Provided data:

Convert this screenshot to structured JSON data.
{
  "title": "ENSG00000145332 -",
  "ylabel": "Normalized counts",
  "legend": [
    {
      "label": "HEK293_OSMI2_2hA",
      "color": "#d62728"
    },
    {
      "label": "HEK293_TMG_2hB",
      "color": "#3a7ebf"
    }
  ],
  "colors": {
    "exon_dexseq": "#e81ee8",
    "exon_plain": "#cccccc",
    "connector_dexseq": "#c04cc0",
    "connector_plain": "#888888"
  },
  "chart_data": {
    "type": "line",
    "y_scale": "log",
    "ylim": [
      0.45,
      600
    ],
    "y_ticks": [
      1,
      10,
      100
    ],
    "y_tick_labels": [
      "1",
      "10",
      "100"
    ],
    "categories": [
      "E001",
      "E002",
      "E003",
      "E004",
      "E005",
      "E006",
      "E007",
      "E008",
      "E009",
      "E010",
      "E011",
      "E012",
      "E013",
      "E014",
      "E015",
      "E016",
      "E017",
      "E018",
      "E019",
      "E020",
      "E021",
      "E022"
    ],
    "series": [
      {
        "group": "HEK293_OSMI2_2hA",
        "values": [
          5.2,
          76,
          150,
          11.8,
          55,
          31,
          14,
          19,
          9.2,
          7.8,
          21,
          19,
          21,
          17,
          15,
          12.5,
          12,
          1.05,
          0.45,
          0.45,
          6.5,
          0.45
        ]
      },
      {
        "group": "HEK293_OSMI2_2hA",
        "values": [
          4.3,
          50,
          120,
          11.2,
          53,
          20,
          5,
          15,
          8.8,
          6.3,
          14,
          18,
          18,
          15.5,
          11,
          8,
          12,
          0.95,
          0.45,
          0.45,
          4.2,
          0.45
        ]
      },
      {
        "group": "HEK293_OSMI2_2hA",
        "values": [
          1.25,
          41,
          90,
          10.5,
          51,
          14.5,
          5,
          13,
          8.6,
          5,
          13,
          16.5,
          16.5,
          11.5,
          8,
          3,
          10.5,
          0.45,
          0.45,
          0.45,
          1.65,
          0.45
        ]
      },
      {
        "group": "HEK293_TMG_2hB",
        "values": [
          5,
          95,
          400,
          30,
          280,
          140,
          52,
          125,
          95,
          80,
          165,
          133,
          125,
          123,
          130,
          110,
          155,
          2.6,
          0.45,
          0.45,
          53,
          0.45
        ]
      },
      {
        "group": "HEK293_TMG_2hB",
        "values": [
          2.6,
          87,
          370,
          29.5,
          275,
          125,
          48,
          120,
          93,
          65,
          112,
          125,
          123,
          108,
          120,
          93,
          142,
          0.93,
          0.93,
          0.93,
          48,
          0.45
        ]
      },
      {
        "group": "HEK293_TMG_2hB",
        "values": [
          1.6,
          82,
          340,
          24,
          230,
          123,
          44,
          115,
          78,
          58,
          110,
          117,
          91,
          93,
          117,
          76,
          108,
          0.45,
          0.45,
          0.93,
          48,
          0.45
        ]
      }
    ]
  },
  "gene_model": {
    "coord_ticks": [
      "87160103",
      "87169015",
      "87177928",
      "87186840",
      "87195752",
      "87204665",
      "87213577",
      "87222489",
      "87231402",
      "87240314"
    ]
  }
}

What is being asked:
Copy out each record from above, exactly.

Written solution:
Convert this screenshot to structured JSON data.
{
  "title": "ENSG00000145332 -",
  "ylabel": "Normalized counts",
  "legend": [
    {
      "label": "HEK293_OSMI2_2hA",
      "color": "#d62728"
    },
    {
      "label": "HEK293_TMG_2hB",
      "color": "#3a7ebf"
    }
  ],
  "colors": {
    "exon_dexseq": "#e81ee8",
    "exon_plain": "#cccccc",
    "connector_dexseq": "#c04cc0",
    "connector_plain": "#888888"
  },
  "chart_data": {
    "type": "line",
    "y_scale": "log",
    "ylim": [
      0.45,
      600
    ],
    "y_ticks": [
      1,
      10,
      100
    ],
    "y_tick_labels": [
      "1",
      "10",
      "100"
    ],
    "categories": [
      "E001",
      "E002",
      "E003",
      "E004",
      "E005",
      "E006",
      "E007",
      "E008",
      "E009",
      "E010",
      "E011",
      "E012",
      "E013",
      "E014",
      "E015",
      "E016",
      "E017",
      "E018",
      "E019",
      "E020",
      "E021",
      "E022"
    ],
    "series": [
      {
        "group": "HEK293_OSMI2_2hA",
        "values": [
          5.2,
          76,
          150,
          11.8,
          55,
          31,
          14,
          19,
          9.2,
          7.8,
          21,
          19,
          21,
          17,
          15,
          12.5,
          12,
          1.05,
          0.45,
          0.45,
          6.5,
          0.45
        ]
      },
      {
        "group": "HEK293_OSMI2_2hA",
        "values": [
          4.3,
          50,
          120,
          11.2,
          53,
          20,
          5,
          15,
          8.8,
          6.3,
          14,
          18,
          18,
          15.5,
          11,
          8,
          12,
          0.95,
          0.45,
          0.45,
          4.2,
          0.45
        ]
      },
      {
        "group": "HEK293_OSMI2_2hA",
        "values": [
          1.25,
          41,
          90,
          10.5,
          51,
          14.5,
          5,
          13,
          8.6,
          5,
          13,
          16.5,
          16.5,
          11.5,
          8,
          3,
          10.5,
          0.45,
          0.45,
          0.45,
          1.65,
          0.45
        ]
      },
      {
        "group": "HEK293_TMG_2hB",
        "values": [
          5,
          95,
          400,
          30,
          280,
          140,
          52,
          125,
          95,
          80,
          165,
          133,
          125,
          123,
          130,
          110,
          155,
          2.6,
          0.45,
          0.45,
          53,
          0.45
        ]
      },
      {
        "group": "HEK293_TMG_2hB",
        "values": [
          2.6,
          87,
          370,
          29.5,
          275,
          125,
          48,
          120,
          93,
          65,
          112,
          125,
          123,
          108,
          120,
          93,
          142,
          0.93,
          0.93,
          0.93,
          48,
          0.45
        ]
      },
      {
        "group": "HEK293_TMG_2hB",
        "values": [
          1.6,
          82,
          340,
          24,
          230,
          123,
          44,
          115,
          78,
          58,
          110,
          117,
          91,
          93,
          117,
          76,
          108,
          0.45,
          0.45,
          0.93,
          48,
          0.45
        ]
      }
    ]
  },
  "gene_model": {
    "coord_ticks": [
      "87160103",
      "87169015",
      "87177928",
      "87186840",
      "87195752",
      "87204665",
      "87213577",
      "87222489",
      "87231402",
      "87240314"
    ]
  }
}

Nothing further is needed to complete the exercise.